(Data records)
-- BEGIN --

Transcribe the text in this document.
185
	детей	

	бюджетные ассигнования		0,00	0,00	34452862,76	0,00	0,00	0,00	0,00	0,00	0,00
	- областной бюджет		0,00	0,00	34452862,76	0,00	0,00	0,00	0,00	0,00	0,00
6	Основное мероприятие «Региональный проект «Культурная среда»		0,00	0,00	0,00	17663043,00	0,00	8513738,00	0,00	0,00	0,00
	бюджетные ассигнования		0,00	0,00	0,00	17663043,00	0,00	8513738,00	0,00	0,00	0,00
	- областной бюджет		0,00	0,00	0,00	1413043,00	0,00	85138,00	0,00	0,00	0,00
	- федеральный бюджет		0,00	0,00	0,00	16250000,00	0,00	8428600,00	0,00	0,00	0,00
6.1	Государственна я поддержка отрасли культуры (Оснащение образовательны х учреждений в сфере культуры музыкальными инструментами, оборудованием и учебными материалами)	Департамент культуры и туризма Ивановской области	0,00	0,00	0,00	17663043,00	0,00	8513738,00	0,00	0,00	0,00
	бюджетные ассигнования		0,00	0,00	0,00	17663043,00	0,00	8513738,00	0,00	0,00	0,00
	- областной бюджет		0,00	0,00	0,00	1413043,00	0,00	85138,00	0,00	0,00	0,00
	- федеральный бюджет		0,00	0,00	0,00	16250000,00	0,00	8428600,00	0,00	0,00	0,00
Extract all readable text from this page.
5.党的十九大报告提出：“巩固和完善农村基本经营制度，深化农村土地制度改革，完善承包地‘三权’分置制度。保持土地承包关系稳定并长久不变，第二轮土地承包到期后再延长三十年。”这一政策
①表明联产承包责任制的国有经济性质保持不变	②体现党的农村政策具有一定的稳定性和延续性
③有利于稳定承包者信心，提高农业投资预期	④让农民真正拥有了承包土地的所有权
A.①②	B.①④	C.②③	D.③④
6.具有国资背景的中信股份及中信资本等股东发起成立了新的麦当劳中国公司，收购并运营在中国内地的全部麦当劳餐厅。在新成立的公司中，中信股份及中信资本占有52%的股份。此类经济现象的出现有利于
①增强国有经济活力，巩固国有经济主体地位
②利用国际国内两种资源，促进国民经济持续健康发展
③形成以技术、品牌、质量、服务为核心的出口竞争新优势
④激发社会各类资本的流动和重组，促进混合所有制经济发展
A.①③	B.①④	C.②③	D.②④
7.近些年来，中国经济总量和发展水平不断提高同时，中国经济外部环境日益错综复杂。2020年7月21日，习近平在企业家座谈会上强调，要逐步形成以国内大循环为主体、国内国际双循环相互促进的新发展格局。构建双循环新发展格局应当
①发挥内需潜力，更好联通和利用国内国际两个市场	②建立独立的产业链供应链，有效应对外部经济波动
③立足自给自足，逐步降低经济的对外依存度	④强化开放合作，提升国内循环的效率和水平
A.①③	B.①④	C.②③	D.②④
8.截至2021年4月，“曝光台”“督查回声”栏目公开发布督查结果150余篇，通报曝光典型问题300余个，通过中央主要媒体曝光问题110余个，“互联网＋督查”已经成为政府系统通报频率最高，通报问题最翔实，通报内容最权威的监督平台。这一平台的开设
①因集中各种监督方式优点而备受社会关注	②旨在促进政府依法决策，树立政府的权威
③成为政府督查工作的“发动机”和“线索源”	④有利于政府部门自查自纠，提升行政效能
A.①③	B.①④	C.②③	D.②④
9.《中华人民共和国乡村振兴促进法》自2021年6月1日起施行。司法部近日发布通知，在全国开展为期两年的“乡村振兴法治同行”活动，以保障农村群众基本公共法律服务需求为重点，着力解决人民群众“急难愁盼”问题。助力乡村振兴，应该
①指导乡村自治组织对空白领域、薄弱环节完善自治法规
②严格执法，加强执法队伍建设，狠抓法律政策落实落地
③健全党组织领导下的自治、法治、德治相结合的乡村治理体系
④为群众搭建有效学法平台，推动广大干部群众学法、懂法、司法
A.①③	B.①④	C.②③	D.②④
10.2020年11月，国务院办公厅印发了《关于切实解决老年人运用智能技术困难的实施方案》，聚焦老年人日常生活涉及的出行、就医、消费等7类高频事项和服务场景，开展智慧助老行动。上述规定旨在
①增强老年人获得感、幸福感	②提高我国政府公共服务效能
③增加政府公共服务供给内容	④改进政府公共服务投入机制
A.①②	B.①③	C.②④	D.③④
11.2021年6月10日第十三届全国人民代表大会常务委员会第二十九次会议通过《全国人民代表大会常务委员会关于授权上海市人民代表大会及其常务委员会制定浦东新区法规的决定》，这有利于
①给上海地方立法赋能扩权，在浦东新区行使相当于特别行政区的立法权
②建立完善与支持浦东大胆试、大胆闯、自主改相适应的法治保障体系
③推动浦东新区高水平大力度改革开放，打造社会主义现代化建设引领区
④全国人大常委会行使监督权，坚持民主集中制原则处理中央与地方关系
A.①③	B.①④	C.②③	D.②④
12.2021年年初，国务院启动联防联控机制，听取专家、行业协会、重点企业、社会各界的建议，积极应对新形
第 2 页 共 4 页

-- END --

§ **WHAT TO WORK ON**:
Write out the listing once more, matching it exactly.

§ **EXPECTED OUTPUT**:
Transcribe the text in this document.
185
	детей	

	бюджетные ассигнования		0,00	0,00	34452862,76	0,00	0,00	0,00	0,00	0,00	0,00
	- областной бюджет		0,00	0,00	34452862,76	0,00	0,00	0,00	0,00	0,00	0,00
6	Основное мероприятие «Региональный проект «Культурная среда»		0,00	0,00	0,00	17663043,00	0,00	8513738,00	0,00	0,00	0,00
	бюджетные ассигнования		0,00	0,00	0,00	17663043,00	0,00	8513738,00	0,00	0,00	0,00
	- областной бюджет		0,00	0,00	0,00	1413043,00	0,00	85138,00	0,00	0,00	0,00
	- федеральный бюджет		0,00	0,00	0,00	16250000,00	0,00	8428600,00	0,00	0,00	0,00
6.1	Государственна я поддержка отрасли культуры (Оснащение образовательны х учреждений в сфере культуры музыкальными инструментами, оборудованием и учебными материалами)	Департамент культуры и туризма Ивановской области	0,00	0,00	0,00	17663043,00	0,00	8513738,00	0,00	0,00	0,00
	бюджетные ассигнования		0,00	0,00	0,00	17663043,00	0,00	8513738,00	0,00	0,00	0,00
	- областной бюджет		0,00	0,00	0,00	1413043,00	0,00	85138,00	0,00	0,00	0,00
	- федеральный бюджет		0,00	0,00	0,00	16250000,00	0,00	8428600,00	0,00	0,00	0,00
Extract all readable text from this page.
5.党的十九大报告提出：“巩固和完善农村基本经营制度，深化农村土地制度改革，完善承包地‘三权’分置制度。保持土地承包关系稳定并长久不变，第二轮土地承包到期后再延长三十年。”这一政策
①表明联产承包责任制的国有经济性质保持不变	②体现党的农村政策具有一定的稳定性和延续性
③有利于稳定承包者信心，提高农业投资预期	④让农民真正拥有了承包土地的所有权
A.①②	B.①④	C.②③	D.③④
6.具有国资背景的中信股份及中信资本等股东发起成立了新的麦当劳中国公司，收购并运营在中国内地的全部麦当劳餐厅。在新成立的公司中，中信股份及中信资本占有52%的股份。此类经济现象的出现有利于
①增强国有经济活力，巩固国有经济主体地位
②利用国际国内两种资源，促进国民经济持续健康发展
③形成以技术、品牌、质量、服务为核心的出口竞争新优势
④激发社会各类资本的流动和重组，促进混合所有制经济发展
A.①③	B.①④	C.②③	D.②④
7.近些年来，中国经济总量和发展水平不断提高同时，中国经济外部环境日益错综复杂。2020年7月21日，习近平在企业家座谈会上强调，要逐步形成以国内大循环为主体、国内国际双循环相互促进的新发展格局。构建双循环新发展格局应当
①发挥内需潜力，更好联通和利用国内国际两个市场	②建立独立的产业链供应链，有效应对外部经济波动
③立足自给自足，逐步降低经济的对外依存度	④强化开放合作，提升国内循环的效率和水平
A.①③	B.①④	C.②③	D.②④
8.截至2021年4月，“曝光台”“督查回声”栏目公开发布督查结果150余篇，通报曝光典型问题300余个，通过中央主要媒体曝光问题110余个，“互联网＋督查”已经成为政府系统通报频率最高，通报问题最翔实，通报内容最权威的监督平台。这一平台的开设
①因集中各种监督方式优点而备受社会关注	②旨在促进政府依法决策，树立政府的权威
③成为政府督查工作的“发动机”和“线索源”	④有利于政府部门自查自纠，提升行政效能
A.①③	B.①④	C.②③	D.②④
9.《中华人民共和国乡村振兴促进法》自2021年6月1日起施行。司法部近日发布通知，在全国开展为期两年的“乡村振兴法治同行”活动，以保障农村群众基本公共法律服务需求为重点，着力解决人民群众“急难愁盼”问题。助力乡村振兴，应该
①指导乡村自治组织对空白领域、薄弱环节完善自治法规
②严格执法，加强执法队伍建设，狠抓法律政策落实落地
③健全党组织领导下的自治、法治、德治相结合的乡村治理体系
④为群众搭建有效学法平台，推动广大干部群众学法、懂法、司法
A.①③	B.①④	C.②③	D.②④
10.2020年11月，国务院办公厅印发了《关于切实解决老年人运用智能技术困难的实施方案》，聚焦老年人日常生活涉及的出行、就医、消费等7类高频事项和服务场景，开展智慧助老行动。上述规定旨在
①增强老年人获得感、幸福感	②提高我国政府公共服务效能
③增加政府公共服务供给内容	④改进政府公共服务投入机制
A.①②	B.①③	C.②④	D.③④
11.2021年6月10日第十三届全国人民代表大会常务委员会第二十九次会议通过《全国人民代表大会常务委员会关于授权上海市人民代表大会及其常务委员会制定浦东新区法规的决定》，这有利于
①给上海地方立法赋能扩权，在浦东新区行使相当于特别行政区的立法权
②建立完善与支持浦东大胆试、大胆闯、自主改相适应的法治保障体系
③推动浦东新区高水平大力度改革开放，打造社会主义现代化建设引领区
④全国人大常委会行使监督权，坚持民主集中制原则处理中央与地方关系
A.①③	B.①④	C.②③	D.②④
12.2021年年初，国务院启动联防联控机制，听取专家、行业协会、重点企业、社会各界的建议，积极应对新形
第 2 页 共 4 页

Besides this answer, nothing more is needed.